* BEGIN *
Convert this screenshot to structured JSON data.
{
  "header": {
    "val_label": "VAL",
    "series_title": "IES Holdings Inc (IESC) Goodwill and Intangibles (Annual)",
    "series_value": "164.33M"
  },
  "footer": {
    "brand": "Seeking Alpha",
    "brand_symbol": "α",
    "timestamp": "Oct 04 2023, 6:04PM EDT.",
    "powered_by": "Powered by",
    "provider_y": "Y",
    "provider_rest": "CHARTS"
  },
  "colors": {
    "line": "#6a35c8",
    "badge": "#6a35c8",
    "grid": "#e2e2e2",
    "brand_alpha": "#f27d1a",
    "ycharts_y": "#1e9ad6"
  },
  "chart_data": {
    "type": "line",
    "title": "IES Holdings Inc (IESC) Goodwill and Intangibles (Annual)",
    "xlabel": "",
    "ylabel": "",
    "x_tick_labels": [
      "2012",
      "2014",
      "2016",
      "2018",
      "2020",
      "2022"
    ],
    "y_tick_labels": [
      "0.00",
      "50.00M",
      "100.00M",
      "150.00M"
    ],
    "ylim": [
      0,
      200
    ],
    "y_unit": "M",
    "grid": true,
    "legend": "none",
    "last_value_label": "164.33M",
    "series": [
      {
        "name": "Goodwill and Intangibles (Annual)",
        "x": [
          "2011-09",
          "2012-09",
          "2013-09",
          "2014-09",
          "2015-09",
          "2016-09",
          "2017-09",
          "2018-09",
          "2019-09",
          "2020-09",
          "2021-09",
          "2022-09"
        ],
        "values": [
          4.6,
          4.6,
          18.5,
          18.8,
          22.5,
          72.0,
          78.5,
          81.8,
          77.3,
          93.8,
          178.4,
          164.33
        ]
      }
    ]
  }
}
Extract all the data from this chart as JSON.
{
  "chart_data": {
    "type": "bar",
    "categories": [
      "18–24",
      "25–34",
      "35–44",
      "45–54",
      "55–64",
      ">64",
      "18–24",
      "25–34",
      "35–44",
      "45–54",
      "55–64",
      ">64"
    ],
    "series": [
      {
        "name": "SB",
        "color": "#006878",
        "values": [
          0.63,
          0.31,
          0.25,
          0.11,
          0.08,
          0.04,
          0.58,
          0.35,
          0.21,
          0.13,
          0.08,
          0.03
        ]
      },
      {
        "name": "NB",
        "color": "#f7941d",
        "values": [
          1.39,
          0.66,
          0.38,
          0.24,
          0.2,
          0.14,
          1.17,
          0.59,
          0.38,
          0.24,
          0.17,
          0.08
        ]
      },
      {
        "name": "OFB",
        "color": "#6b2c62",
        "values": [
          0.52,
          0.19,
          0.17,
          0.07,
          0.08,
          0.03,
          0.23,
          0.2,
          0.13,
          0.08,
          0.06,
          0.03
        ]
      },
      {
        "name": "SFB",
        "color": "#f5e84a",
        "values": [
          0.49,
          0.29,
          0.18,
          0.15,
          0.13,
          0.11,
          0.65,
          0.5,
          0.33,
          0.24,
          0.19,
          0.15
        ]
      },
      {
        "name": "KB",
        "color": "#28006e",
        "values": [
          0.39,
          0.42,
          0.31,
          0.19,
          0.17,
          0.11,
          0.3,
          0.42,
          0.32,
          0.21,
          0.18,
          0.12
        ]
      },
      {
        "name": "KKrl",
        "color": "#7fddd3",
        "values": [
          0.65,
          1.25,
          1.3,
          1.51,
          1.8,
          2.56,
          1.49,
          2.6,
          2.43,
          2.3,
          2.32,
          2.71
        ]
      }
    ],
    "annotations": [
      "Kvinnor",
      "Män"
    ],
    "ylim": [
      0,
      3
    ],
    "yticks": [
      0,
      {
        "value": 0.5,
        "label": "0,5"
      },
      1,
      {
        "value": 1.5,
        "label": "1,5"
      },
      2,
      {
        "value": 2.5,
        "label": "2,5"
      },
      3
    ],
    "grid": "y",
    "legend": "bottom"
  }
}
* END *
* BEGIN *
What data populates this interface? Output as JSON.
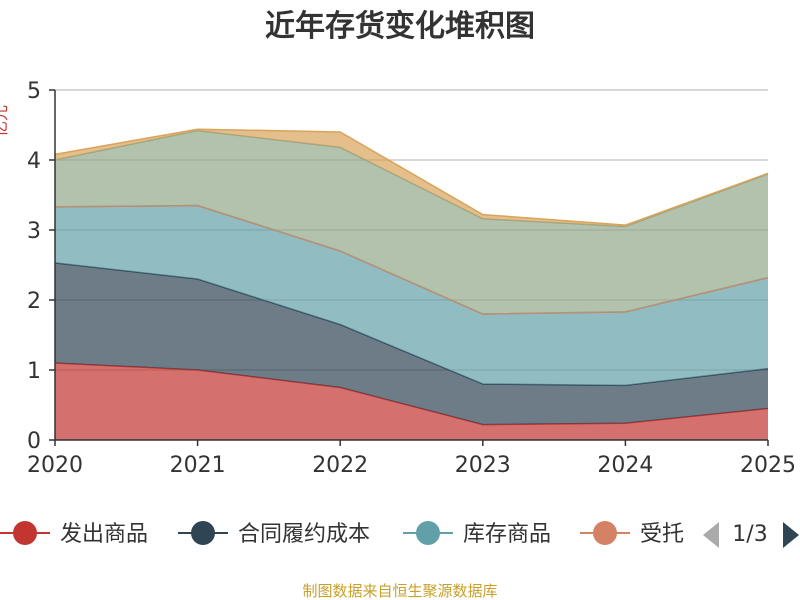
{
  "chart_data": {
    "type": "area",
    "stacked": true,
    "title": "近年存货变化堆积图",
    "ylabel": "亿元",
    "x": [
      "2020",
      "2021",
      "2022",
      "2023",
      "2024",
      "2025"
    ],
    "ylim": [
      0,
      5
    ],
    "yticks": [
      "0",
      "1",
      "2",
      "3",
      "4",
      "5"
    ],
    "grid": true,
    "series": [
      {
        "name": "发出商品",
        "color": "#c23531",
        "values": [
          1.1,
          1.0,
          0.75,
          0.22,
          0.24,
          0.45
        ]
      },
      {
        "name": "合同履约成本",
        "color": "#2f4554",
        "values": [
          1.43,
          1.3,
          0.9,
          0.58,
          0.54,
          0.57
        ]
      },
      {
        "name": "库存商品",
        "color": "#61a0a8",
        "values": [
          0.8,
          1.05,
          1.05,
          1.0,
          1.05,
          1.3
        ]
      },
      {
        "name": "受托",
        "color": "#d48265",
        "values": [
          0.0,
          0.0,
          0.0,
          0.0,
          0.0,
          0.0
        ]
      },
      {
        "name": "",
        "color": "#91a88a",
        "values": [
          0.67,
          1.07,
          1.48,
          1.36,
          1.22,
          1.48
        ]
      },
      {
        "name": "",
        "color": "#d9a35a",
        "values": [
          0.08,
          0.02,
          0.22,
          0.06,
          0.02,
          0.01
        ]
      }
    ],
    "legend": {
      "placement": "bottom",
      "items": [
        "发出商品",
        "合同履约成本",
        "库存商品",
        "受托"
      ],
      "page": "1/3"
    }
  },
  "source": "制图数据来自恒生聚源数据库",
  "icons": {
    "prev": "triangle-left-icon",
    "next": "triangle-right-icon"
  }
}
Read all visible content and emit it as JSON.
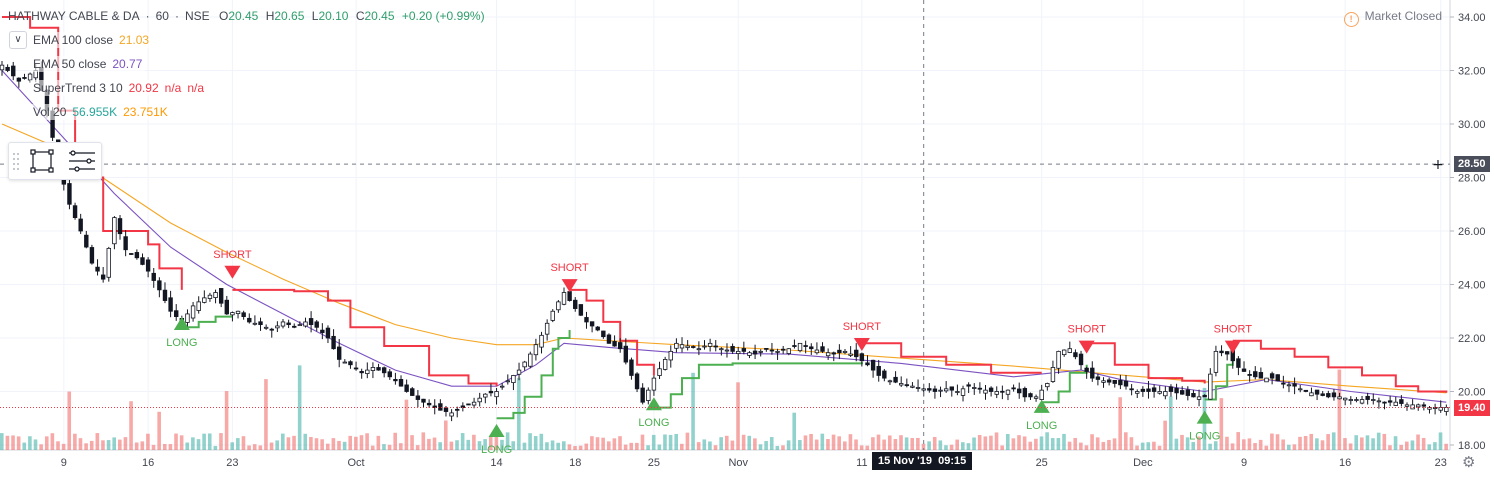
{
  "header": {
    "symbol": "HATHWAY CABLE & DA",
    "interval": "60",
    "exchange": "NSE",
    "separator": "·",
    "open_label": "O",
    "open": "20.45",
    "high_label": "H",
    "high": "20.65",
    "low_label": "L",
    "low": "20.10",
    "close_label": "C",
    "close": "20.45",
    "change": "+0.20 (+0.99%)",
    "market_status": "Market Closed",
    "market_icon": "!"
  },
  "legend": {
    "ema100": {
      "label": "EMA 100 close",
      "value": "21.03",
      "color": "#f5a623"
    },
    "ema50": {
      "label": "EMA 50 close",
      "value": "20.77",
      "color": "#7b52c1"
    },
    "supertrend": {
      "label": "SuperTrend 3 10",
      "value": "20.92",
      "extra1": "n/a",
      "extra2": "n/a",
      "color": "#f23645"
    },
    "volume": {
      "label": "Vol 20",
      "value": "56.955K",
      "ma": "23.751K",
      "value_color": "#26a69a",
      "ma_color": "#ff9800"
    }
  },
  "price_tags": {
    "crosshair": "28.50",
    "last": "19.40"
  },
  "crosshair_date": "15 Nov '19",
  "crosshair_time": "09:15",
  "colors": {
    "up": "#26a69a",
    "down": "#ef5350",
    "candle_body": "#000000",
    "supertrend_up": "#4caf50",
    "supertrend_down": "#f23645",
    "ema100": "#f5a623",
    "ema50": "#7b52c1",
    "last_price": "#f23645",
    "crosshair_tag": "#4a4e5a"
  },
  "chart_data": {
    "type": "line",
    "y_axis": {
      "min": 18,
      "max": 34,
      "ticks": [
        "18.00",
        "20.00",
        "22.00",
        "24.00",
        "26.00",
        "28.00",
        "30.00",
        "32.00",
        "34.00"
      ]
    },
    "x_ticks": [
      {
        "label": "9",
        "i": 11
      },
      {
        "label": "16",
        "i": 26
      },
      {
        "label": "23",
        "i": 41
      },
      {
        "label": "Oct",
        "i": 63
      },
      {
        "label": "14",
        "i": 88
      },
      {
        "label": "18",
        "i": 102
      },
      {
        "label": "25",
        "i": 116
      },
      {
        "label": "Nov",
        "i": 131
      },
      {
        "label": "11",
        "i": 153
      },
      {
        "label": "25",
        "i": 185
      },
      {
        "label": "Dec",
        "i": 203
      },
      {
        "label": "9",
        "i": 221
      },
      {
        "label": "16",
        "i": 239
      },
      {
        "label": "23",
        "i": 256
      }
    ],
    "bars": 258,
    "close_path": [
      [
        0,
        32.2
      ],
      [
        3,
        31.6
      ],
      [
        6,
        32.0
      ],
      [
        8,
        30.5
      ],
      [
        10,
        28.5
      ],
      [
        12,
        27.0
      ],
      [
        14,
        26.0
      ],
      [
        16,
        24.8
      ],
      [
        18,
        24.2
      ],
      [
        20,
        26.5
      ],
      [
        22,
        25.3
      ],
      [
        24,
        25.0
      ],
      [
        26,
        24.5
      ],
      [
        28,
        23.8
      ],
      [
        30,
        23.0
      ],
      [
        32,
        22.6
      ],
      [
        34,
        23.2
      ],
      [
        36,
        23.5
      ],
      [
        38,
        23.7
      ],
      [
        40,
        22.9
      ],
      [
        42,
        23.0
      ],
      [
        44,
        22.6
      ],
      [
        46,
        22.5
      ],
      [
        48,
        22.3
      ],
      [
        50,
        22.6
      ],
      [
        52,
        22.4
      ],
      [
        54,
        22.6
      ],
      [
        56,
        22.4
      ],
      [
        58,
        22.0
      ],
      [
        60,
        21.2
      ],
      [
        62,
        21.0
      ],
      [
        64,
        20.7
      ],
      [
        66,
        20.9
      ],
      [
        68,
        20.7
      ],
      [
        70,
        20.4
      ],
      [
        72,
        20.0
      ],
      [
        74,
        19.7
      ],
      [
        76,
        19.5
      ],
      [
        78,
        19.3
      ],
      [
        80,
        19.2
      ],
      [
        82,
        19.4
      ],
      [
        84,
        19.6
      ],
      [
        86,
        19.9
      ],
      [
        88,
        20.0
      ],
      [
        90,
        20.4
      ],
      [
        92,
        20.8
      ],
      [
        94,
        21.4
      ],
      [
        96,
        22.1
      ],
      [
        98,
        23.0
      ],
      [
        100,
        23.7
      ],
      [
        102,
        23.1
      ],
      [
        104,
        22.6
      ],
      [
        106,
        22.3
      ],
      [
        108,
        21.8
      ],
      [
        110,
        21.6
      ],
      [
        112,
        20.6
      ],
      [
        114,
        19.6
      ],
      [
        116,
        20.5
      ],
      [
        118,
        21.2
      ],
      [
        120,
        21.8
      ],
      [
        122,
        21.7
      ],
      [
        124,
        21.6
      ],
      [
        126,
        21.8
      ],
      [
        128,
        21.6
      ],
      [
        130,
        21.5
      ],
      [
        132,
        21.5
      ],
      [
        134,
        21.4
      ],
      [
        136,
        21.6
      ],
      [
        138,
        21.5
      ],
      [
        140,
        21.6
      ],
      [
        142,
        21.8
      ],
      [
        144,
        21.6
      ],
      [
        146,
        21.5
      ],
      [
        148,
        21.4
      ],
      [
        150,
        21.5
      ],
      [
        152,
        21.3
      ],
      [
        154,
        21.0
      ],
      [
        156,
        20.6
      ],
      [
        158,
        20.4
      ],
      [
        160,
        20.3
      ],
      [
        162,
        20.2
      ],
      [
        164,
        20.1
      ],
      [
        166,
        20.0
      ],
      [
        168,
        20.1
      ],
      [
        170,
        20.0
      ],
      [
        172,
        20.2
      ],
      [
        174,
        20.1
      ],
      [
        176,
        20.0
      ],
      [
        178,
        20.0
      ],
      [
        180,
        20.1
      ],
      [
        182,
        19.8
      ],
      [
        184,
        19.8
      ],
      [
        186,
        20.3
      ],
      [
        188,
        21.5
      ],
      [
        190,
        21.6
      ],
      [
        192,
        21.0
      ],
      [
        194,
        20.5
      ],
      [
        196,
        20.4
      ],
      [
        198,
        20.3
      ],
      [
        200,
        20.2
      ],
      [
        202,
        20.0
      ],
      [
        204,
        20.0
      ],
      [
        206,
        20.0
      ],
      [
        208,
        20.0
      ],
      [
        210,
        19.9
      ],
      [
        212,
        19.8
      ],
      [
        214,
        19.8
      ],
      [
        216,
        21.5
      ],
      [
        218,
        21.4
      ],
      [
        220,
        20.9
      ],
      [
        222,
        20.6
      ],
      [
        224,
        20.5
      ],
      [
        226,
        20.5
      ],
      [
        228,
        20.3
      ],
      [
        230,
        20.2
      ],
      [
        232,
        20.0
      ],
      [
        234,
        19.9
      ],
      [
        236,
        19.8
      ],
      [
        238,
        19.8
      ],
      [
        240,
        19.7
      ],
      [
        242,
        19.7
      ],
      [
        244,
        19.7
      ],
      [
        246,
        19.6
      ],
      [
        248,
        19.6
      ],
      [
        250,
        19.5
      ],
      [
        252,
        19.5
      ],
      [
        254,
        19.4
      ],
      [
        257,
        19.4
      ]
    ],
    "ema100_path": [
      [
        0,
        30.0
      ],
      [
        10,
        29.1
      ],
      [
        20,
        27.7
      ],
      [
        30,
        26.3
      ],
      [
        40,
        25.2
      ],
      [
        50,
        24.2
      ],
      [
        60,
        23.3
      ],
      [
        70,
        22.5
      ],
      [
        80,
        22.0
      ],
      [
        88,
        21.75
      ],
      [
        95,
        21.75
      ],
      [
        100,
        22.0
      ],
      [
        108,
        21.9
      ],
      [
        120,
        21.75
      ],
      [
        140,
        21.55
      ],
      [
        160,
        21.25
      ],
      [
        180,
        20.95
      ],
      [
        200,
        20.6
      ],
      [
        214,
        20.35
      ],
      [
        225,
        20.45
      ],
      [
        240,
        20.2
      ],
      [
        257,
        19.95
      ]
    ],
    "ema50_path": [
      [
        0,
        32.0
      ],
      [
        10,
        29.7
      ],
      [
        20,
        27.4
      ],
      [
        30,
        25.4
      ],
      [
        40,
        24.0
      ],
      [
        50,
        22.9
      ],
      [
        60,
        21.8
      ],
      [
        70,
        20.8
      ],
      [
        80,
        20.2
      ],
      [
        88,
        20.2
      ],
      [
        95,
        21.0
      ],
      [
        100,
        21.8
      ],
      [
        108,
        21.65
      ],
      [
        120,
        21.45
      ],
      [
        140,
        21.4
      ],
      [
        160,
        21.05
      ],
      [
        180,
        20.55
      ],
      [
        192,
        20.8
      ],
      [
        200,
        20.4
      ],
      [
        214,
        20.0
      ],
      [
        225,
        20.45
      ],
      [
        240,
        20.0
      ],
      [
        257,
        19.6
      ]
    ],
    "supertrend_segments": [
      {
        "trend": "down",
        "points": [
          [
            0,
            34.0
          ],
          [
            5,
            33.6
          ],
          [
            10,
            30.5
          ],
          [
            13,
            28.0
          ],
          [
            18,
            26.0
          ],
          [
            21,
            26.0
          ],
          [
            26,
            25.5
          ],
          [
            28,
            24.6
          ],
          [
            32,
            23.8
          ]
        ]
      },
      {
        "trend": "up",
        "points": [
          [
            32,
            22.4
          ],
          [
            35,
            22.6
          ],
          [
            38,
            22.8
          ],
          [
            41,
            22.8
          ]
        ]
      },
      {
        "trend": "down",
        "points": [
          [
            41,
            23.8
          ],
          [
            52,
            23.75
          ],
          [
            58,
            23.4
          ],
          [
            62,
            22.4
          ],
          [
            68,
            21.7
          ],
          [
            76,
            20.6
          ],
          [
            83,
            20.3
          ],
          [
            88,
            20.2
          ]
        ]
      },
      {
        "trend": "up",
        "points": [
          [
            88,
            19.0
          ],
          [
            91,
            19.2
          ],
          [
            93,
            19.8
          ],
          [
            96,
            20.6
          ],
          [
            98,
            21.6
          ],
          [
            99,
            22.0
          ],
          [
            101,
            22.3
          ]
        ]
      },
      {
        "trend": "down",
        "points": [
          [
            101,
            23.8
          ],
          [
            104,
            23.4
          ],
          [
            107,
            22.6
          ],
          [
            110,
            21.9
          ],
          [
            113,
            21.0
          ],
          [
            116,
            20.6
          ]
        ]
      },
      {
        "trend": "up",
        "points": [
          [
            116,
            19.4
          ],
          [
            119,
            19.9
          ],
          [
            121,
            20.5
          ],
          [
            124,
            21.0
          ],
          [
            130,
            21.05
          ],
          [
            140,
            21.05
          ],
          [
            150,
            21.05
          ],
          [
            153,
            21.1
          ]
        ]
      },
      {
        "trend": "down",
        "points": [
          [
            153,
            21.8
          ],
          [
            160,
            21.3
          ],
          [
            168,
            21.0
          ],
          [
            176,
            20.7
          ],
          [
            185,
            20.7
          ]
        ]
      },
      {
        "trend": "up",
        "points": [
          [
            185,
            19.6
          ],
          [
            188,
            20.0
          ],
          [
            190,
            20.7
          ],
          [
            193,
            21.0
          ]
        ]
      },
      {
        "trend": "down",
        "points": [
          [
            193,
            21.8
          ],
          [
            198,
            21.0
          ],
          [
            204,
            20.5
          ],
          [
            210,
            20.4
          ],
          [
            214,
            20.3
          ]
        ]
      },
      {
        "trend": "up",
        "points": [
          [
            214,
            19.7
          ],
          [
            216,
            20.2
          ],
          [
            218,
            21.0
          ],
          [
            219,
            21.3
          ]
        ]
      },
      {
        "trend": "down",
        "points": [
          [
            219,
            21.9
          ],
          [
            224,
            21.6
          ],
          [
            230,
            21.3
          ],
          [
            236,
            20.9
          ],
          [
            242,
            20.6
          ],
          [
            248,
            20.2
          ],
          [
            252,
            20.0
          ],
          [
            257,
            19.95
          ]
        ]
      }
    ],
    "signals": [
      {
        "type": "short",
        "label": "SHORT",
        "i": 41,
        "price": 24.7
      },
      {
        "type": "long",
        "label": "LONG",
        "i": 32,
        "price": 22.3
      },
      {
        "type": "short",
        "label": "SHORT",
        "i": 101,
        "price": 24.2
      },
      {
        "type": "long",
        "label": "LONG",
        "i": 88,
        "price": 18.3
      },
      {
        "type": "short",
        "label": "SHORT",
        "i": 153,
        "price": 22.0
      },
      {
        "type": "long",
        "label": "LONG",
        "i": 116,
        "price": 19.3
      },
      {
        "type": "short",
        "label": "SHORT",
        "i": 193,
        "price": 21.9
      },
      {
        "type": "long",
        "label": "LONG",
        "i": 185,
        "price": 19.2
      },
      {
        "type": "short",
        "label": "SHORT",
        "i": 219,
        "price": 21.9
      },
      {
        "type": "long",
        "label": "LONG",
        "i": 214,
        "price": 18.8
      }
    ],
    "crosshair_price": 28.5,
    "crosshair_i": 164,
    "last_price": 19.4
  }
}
* END *
§ Written exercise
Select all lines in the listing above where the word "this" appears, and show them.

§ Solved problem
Convert this screenshot to structured JSON data.
Extract all the data from this chart as JSON.
What data populates this interface? Output as JSON.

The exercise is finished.